[start]

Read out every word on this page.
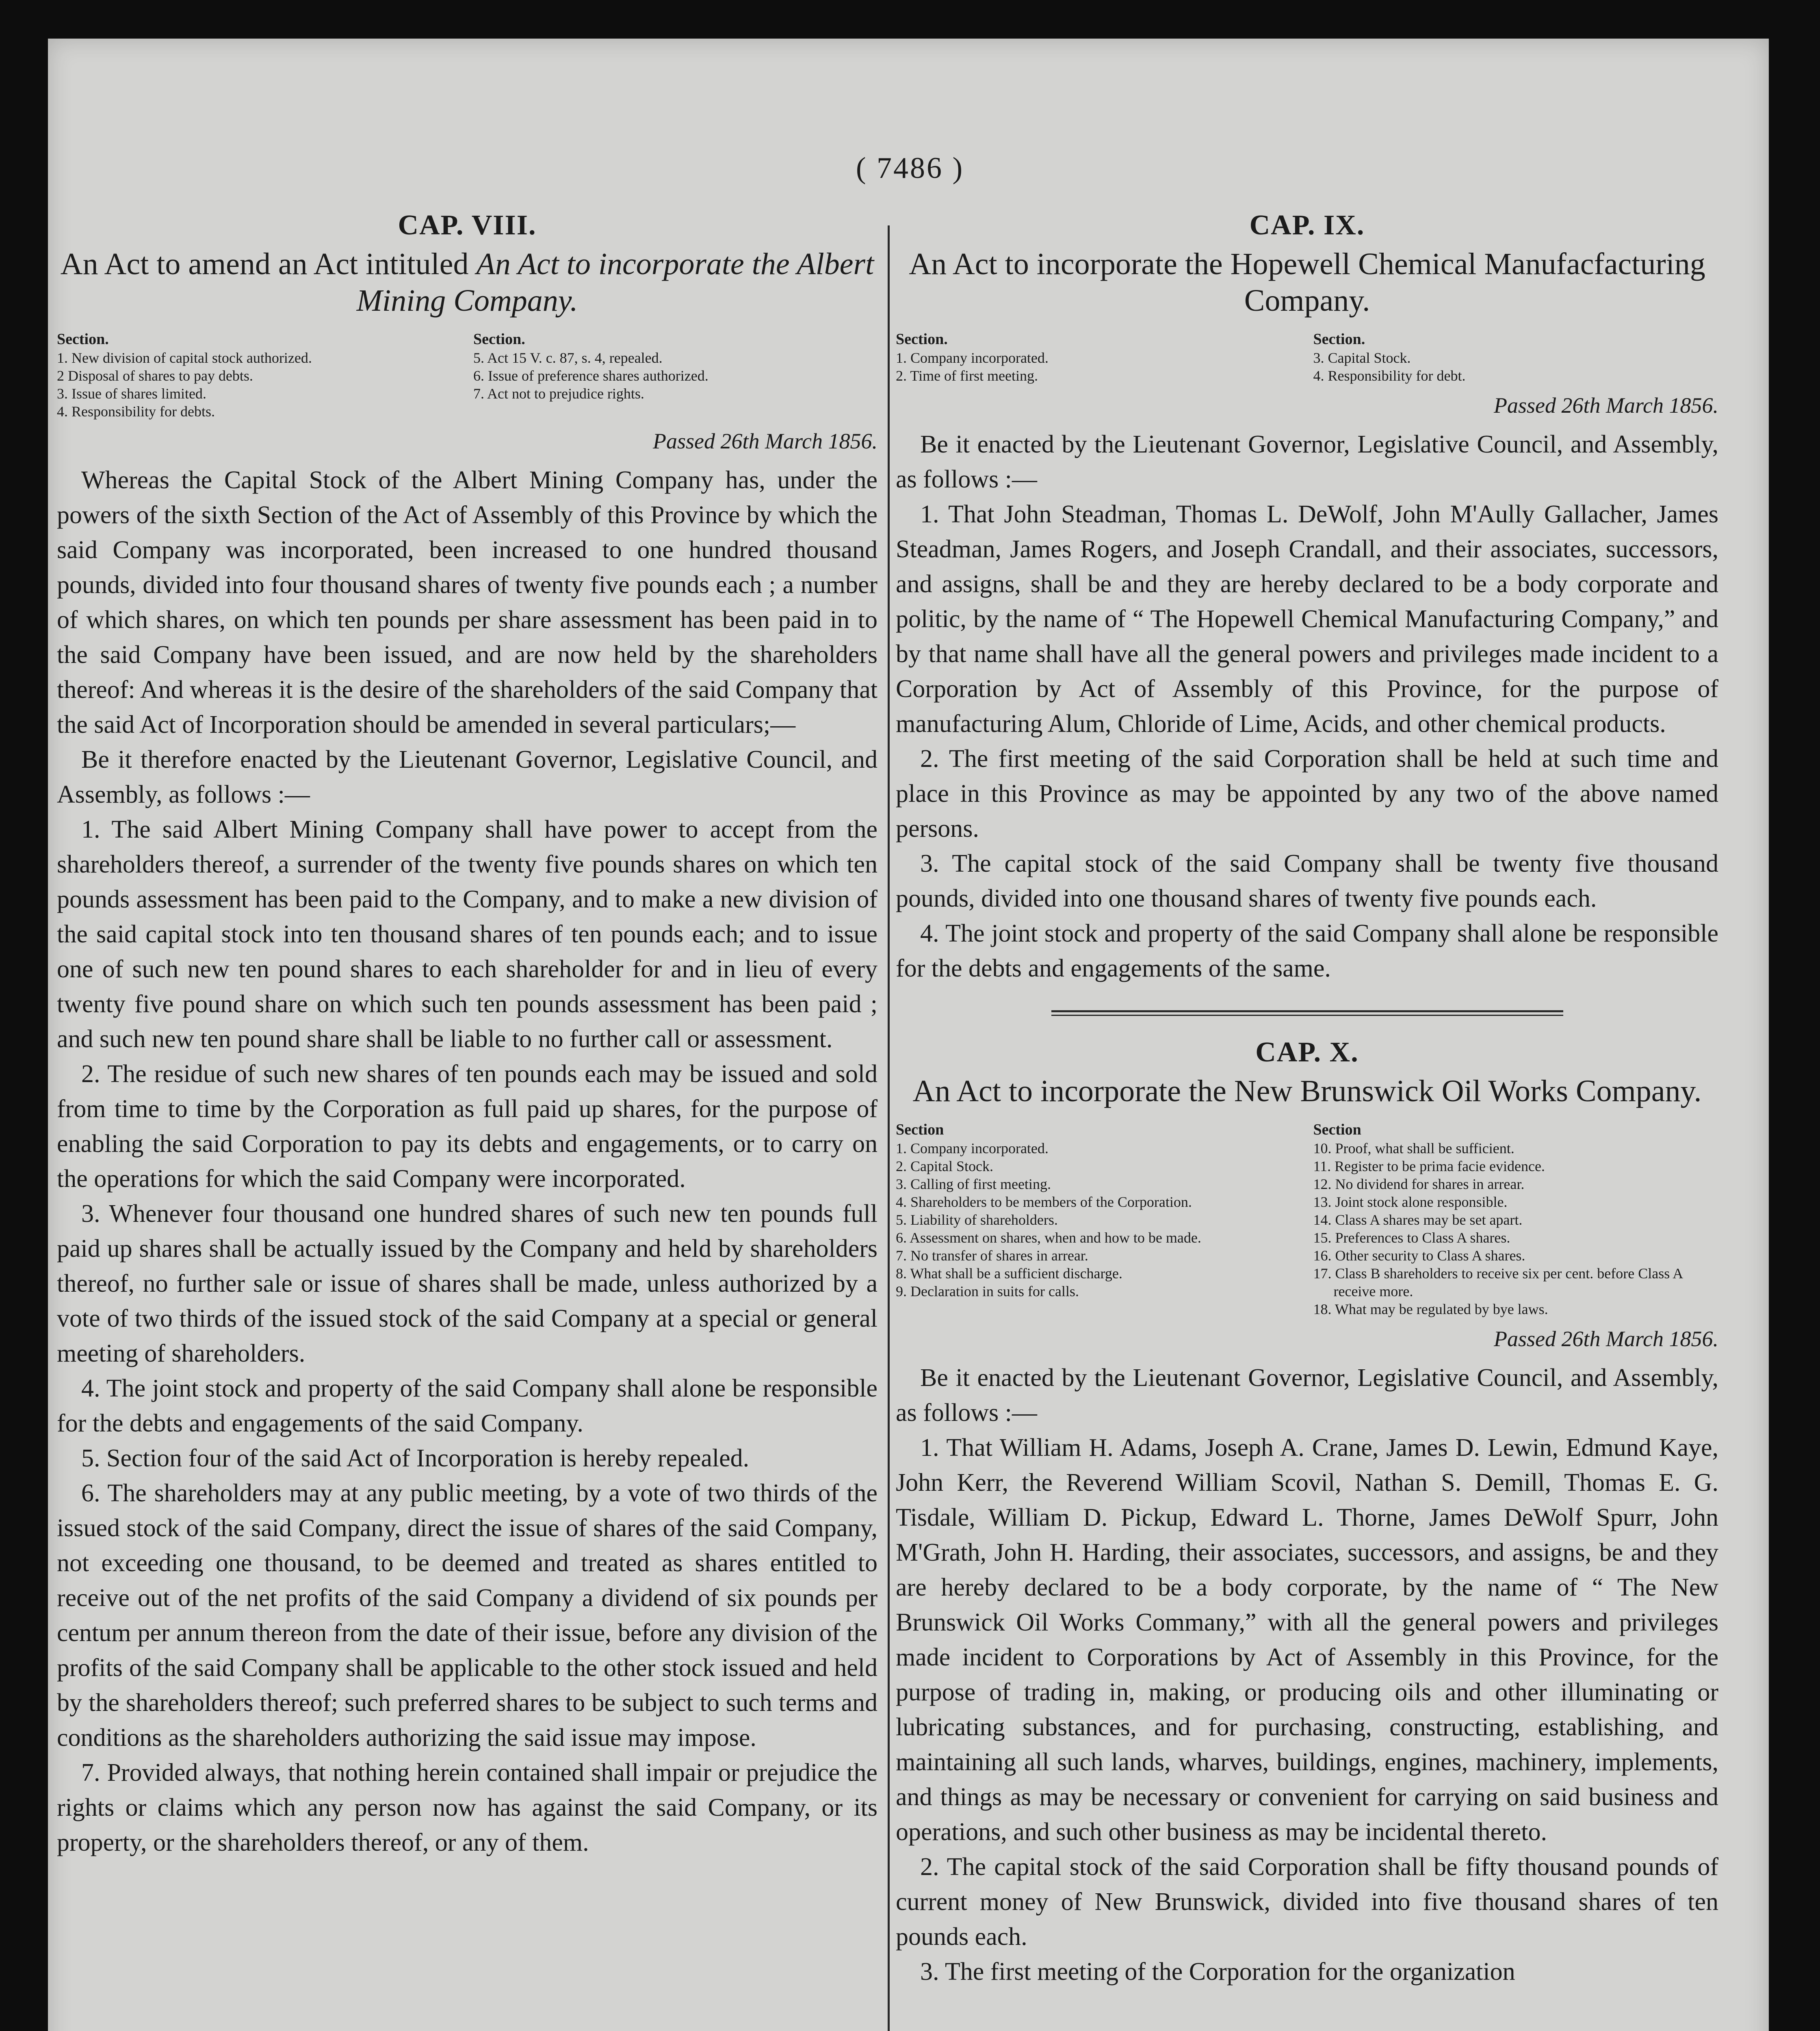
( 7486 )
CAP. VIII.
An Act to amend an Act intituled An Act to incorporate the Albert Mining Company.
Section.
1. New division of capital stock authorized.
2 Disposal of shares to pay debts.
3. Issue of shares limited.
4. Responsibility for debts.
Section.
5. Act 15 V. c. 87, s. 4, repealed.
6. Issue of preference shares authorized.
7. Act not to prejudice rights.
Passed 26th March 1856.

Whereas the Capital Stock of the Albert Mining Company has, under the powers of the sixth Section of the Act of Assembly of this Province by which the said Company was incorporated, been increased to one hundred thousand pounds, divided into four thousand shares of twenty five pounds each ; a number of which shares, on which ten pounds per share assessment has been paid in to the said Company have been issued, and are now held by the shareholders thereof: And whereas it is the desire of the shareholders of the said Company that the said Act of Incorporation should be amended in several particulars;—

Be it therefore enacted by the Lieutenant Governor, Legislative Council, and Assembly, as follows :—

1. The said Albert Mining Company shall have power to accept from the shareholders thereof, a surrender of the twenty five pounds shares on which ten pounds assessment has been paid to the Company, and to make a new division of the said capital stock into ten thousand shares of ten pounds each; and to issue one of such new ten pound shares to each shareholder for and in lieu of every twenty five pound share on which such ten pounds assessment has been paid ; and such new ten pound share shall be liable to no further call or assessment.

2. The residue of such new shares of ten pounds each may be issued and sold from time to time by the Corporation as full paid up shares, for the purpose of enabling the said Corporation to pay its debts and engagements, or to carry on the operations for which the said Company were incorporated.

3. Whenever four thousand one hundred shares of such new ten pounds full paid up shares shall be actually issued by the Company and held by shareholders thereof, no further sale or issue of shares shall be made, unless authorized by a vote of two thirds of the issued stock of the said Company at a special or general meeting of shareholders.

4. The joint stock and property of the said Company shall alone be responsible for the debts and engagements of the said Company.

5. Section four of the said Act of Incorporation is hereby repealed.

6. The shareholders may at any public meeting, by a vote of two thirds of the issued stock of the said Company, direct the issue of shares of the said Company, not exceeding one thousand, to be deemed and treated as shares entitled to receive out of the net profits of the said Company a dividend of six pounds per centum per annum thereon from the date of their issue, before any division of the profits of the said Company shall be applicable to the other stock issued and held by the shareholders thereof; such preferred shares to be subject to such terms and conditions as the shareholders authorizing the said issue may impose.

7. Provided always, that nothing herein contained shall impair or prejudice the rights or claims which any person now has against the said Company, or its property, or the shareholders thereof, or any of them.

CAP. IX.
An Act to incorporate the Hopewell Chemical Manufacfacturing Company.
Section.
1. Company incorporated.
2. Time of first meeting.
Section.
3. Capital Stock.
4. Responsibility for debt.
Passed 26th March 1856.

Be it enacted by the Lieutenant Governor, Legislative Council, and Assembly, as follows :—

1. That John Steadman, Thomas L. DeWolf, John M'Aully Gallacher, James Steadman, James Rogers, and Joseph Crandall, and their associates, successors, and assigns, shall be and they are hereby declared to be a body corporate and politic, by the name of “ The Hopewell Chemical Manufacturing Company,” and by that name shall have all the general powers and privileges made incident to a Corporation by Act of Assembly of this Province, for the purpose of manufacturing Alum, Chloride of Lime, Acids, and other chemical products.

2. The first meeting of the said Corporation shall be held at such time and place in this Province as may be appointed by any two of the above named persons.

3. The capital stock of the said Company shall be twenty five thousand pounds, divided into one thousand shares of twenty five pounds each.

4. The joint stock and property of the said Company shall alone be responsible for the debts and engagements of the same.

CAP. X.
An Act to incorporate the New Brunswick Oil Works Company.
Section
1. Company incorporated.
2. Capital Stock.
3. Calling of first meeting.
4. Shareholders to be members of the Corporation.
5. Liability of shareholders.
6. Assessment on shares, when and how to be made.
7. No transfer of shares in arrear.
8. What shall be a sufficient discharge.
9. Declaration in suits for calls.
Section
10. Proof, what shall be sufficient.
11. Register to be prima facie evidence.
12. No dividend for shares in arrear.
13. Joint stock alone responsible.
14. Class A shares may be set apart.
15. Preferences to Class A shares.
16. Other security to Class A shares.
17. Class B shareholders to receive six per cent. before Class A receive more.
18. What may be regulated by bye laws.
Passed 26th March 1856.

Be it enacted by the Lieutenant Governor, Legislative Council, and Assembly, as follows :—

1. That William H. Adams, Joseph A. Crane, James D. Lewin, Edmund Kaye, John Kerr, the Reverend William Scovil, Nathan S. Demill, Thomas E. G. Tisdale, William D. Pickup, Edward L. Thorne, James DeWolf Spurr, John M'Grath, John H. Harding, their associates, successors, and assigns, be and they are hereby declared to be a body corporate, by the name of “ The New Brunswick Oil Works Commany,” with all the general powers and privileges made incident to Corporations by Act of Assembly in this Province, for the purpose of trading in, making, or producing oils and other illuminating or lubricating substances, and for purchasing, constructing, establishing, and maintaining all such lands, wharves, buildings, engines, machinery, implements, and things as may be necessary or convenient for carrying on said business and operations, and such other business as may be incidental thereto.

2. The capital stock of the said Corporation shall be fifty thousand pounds of current money of New Brunswick, divided into five thousand shares of ten pounds each.

3. The first meeting of the Corporation for the organization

[end]

### Problem
In the listing above, find the lines holding the word "prejudice" and copy them.

### The reply
7. Act not to prejudice rights.
7. Provided always, that nothing herein contained shall impair or prejudice the rights or claims which any person now has against the said Company, or its property, or the shareholders thereof, or any of them.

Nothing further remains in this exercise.